* **EXERCISE REQUIREMENTS**
Exactly reproduce the lines that follow.
-=-=-
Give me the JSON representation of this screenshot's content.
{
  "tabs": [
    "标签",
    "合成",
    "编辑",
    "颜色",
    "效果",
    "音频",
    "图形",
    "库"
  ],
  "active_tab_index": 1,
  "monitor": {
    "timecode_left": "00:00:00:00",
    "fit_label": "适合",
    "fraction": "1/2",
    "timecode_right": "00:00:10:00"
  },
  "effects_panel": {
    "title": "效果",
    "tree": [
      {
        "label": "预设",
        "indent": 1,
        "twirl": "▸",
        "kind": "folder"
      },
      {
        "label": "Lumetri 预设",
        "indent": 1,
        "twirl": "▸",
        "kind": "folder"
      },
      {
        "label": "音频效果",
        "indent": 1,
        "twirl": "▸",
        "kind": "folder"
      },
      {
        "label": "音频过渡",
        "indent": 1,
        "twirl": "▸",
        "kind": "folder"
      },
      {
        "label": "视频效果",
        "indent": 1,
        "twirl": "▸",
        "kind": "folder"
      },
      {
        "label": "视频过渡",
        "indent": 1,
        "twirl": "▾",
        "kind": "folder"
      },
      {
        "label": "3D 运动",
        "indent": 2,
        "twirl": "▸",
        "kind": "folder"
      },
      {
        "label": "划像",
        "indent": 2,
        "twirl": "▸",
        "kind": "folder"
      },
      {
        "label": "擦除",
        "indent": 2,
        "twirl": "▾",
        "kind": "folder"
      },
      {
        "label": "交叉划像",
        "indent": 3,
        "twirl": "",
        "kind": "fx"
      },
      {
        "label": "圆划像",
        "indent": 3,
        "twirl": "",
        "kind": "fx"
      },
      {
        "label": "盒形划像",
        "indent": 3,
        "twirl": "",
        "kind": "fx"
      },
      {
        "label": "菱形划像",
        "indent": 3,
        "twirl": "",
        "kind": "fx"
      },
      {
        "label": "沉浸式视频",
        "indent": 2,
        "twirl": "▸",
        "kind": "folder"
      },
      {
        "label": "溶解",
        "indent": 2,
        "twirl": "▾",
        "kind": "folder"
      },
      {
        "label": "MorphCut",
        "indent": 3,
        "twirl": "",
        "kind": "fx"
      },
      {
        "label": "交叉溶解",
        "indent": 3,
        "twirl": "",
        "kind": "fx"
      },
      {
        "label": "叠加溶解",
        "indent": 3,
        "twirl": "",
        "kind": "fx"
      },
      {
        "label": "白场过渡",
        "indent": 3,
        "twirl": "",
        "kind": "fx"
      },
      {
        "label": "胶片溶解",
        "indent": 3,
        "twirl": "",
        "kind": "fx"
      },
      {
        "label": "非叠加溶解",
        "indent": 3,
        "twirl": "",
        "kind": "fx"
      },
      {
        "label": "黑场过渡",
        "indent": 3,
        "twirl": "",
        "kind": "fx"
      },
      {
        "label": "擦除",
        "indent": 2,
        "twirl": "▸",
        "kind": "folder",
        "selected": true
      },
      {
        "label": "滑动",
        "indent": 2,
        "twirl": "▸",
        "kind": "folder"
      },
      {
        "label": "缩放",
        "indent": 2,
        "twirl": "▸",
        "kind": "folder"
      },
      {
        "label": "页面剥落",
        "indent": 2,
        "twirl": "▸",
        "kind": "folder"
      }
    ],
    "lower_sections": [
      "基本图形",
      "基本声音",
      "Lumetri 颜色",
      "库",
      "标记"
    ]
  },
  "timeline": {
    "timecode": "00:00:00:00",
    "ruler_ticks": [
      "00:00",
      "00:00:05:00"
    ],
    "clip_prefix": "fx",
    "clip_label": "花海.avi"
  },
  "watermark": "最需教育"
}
-=-=-
* **SOLUTION FOR THIS EXERCISE**
Give me the JSON representation of this screenshot's content.
{
  "tabs": [
    "标签",
    "合成",
    "编辑",
    "颜色",
    "效果",
    "音频",
    "图形",
    "库"
  ],
  "active_tab_index": 1,
  "monitor": {
    "timecode_left": "00:00:00:00",
    "fit_label": "适合",
    "fraction": "1/2",
    "timecode_right": "00:00:10:00"
  },
  "effects_panel": {
    "title": "效果",
    "tree": [
      {
        "label": "预设",
        "indent": 1,
        "twirl": "▸",
        "kind": "folder"
      },
      {
        "label": "Lumetri 预设",
        "indent": 1,
        "twirl": "▸",
        "kind": "folder"
      },
      {
        "label": "音频效果",
        "indent": 1,
        "twirl": "▸",
        "kind": "folder"
      },
      {
        "label": "音频过渡",
        "indent": 1,
        "twirl": "▸",
        "kind": "folder"
      },
      {
        "label": "视频效果",
        "indent": 1,
        "twirl": "▸",
        "kind": "folder"
      },
      {
        "label": "视频过渡",
        "indent": 1,
        "twirl": "▾",
        "kind": "folder"
      },
      {
        "label": "3D 运动",
        "indent": 2,
        "twirl": "▸",
        "kind": "folder"
      },
      {
        "label": "划像",
        "indent": 2,
        "twirl": "▸",
        "kind": "folder"
      },
      {
        "label": "擦除",
        "indent": 2,
        "twirl": "▾",
        "kind": "folder"
      },
      {
        "label": "交叉划像",
        "indent": 3,
        "twirl": "",
        "kind": "fx"
      },
      {
        "label": "圆划像",
        "indent": 3,
        "twirl": "",
        "kind": "fx"
      },
      {
        "label": "盒形划像",
        "indent": 3,
        "twirl": "",
        "kind": "fx"
      },
      {
        "label": "菱形划像",
        "indent": 3,
        "twirl": "",
        "kind": "fx"
      },
      {
        "label": "沉浸式视频",
        "indent": 2,
        "twirl": "▸",
        "kind": "folder"
      },
      {
        "label": "溶解",
        "indent": 2,
        "twirl": "▾",
        "kind": "folder"
      },
      {
        "label": "MorphCut",
        "indent": 3,
        "twirl": "",
        "kind": "fx"
      },
      {
        "label": "交叉溶解",
        "indent": 3,
        "twirl": "",
        "kind": "fx"
      },
      {
        "label": "叠加溶解",
        "indent": 3,
        "twirl": "",
        "kind": "fx"
      },
      {
        "label": "白场过渡",
        "indent": 3,
        "twirl": "",
        "kind": "fx"
      },
      {
        "label": "胶片溶解",
        "indent": 3,
        "twirl": "",
        "kind": "fx"
      },
      {
        "label": "非叠加溶解",
        "indent": 3,
        "twirl": "",
        "kind": "fx"
      },
      {
        "label": "黑场过渡",
        "indent": 3,
        "twirl": "",
        "kind": "fx"
      },
      {
        "label": "擦除",
        "indent": 2,
        "twirl": "▸",
        "kind": "folder",
        "selected": true
      },
      {
        "label": "滑动",
        "indent": 2,
        "twirl": "▸",
        "kind": "folder"
      },
      {
        "label": "缩放",
        "indent": 2,
        "twirl": "▸",
        "kind": "folder"
      },
      {
        "label": "页面剥落",
        "indent": 2,
        "twirl": "▸",
        "kind": "folder"
      }
    ],
    "lower_sections": [
      "基本图形",
      "基本声音",
      "Lumetri 颜色",
      "库",
      "标记"
    ]
  },
  "timeline": {
    "timecode": "00:00:00:00",
    "ruler_ticks": [
      "00:00",
      "00:00:05:00"
    ],
    "clip_prefix": "fx",
    "clip_label": "花海.avi"
  },
  "watermark": "最需教育"
}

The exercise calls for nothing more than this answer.